What the task requires:
From the entries below, report how many lines contain the string "Tick". Give only that number.

Data listing:
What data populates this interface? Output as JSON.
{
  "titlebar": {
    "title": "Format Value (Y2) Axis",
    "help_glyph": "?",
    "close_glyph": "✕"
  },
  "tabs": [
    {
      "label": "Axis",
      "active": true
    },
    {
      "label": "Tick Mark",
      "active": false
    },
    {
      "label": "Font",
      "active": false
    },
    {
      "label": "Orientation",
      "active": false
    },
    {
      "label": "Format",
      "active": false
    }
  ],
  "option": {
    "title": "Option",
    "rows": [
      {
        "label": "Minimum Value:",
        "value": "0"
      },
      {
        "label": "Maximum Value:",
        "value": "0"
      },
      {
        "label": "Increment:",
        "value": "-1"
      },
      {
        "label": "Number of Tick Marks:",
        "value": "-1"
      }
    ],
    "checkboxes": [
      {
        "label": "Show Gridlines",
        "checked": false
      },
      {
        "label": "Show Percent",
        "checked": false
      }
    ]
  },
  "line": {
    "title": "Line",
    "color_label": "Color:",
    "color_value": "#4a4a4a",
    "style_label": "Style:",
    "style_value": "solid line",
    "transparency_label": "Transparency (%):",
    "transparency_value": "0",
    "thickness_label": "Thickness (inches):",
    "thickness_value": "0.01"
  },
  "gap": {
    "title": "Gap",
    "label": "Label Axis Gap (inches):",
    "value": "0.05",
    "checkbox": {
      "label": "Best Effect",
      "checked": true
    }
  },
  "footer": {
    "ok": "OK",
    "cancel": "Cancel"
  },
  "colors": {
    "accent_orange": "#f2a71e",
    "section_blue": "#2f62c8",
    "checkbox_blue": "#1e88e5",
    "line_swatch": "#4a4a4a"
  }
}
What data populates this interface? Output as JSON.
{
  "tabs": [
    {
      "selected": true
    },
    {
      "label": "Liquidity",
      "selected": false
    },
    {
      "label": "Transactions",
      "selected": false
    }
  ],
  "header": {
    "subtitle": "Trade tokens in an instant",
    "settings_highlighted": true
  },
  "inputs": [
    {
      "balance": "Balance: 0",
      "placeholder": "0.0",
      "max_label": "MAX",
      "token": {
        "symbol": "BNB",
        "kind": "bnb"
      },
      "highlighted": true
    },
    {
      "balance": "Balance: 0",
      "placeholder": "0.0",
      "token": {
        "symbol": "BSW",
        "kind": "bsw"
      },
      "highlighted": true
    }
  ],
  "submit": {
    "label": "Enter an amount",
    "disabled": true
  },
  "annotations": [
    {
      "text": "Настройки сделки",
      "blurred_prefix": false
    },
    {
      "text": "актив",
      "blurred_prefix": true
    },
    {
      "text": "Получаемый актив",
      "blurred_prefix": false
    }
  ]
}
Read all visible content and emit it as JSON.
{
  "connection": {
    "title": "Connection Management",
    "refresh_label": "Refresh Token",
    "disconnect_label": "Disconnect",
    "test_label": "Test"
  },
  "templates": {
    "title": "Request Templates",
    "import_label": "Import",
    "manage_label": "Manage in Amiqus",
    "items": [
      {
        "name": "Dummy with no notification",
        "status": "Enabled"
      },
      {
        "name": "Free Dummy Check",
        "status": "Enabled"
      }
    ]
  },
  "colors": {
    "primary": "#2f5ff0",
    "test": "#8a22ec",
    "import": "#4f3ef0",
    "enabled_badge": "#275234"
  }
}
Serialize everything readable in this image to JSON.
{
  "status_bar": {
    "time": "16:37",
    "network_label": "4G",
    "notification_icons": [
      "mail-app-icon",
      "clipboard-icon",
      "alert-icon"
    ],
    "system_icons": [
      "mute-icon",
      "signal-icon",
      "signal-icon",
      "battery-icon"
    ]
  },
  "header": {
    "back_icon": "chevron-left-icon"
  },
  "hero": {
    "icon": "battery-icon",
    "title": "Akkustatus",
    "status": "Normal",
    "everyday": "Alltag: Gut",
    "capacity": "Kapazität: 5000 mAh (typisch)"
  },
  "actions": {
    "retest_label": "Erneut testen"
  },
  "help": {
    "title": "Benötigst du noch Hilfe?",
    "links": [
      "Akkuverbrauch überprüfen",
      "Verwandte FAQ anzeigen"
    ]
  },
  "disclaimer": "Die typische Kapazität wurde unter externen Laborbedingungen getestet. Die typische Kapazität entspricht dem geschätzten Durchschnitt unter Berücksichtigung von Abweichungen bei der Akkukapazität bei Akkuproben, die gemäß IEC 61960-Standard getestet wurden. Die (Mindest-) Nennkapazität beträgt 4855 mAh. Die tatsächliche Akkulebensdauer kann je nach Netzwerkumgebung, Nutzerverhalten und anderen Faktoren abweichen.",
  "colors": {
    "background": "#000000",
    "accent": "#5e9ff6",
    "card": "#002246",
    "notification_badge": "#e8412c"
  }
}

Solution to this problem:
2